Exercise goal: The lines to copy are those in the listing below that contain the word "category".

Working data:
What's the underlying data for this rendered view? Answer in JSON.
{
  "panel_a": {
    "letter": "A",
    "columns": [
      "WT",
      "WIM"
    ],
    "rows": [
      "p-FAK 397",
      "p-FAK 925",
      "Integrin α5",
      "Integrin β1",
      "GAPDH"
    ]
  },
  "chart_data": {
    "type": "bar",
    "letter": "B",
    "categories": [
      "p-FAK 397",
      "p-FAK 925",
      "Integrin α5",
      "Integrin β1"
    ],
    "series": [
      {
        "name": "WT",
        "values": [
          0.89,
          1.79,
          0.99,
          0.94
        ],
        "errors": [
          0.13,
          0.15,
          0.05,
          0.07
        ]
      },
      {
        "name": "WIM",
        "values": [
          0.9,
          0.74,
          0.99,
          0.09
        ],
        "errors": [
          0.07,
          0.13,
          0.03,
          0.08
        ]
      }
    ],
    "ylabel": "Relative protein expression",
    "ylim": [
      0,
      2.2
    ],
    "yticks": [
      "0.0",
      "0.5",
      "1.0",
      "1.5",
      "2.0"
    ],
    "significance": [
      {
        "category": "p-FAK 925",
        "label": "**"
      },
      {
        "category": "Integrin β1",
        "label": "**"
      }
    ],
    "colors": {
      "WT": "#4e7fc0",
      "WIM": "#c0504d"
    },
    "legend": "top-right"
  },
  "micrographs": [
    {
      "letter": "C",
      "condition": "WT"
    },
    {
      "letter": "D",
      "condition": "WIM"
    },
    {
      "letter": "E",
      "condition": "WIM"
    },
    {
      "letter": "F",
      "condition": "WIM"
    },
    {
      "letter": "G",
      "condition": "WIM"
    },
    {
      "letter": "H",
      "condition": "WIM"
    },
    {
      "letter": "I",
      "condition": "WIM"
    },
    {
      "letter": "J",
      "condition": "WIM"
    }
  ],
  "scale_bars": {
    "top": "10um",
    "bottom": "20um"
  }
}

Answer section:
        "category": "p-FAK 925",
        "category": "Integrin β1",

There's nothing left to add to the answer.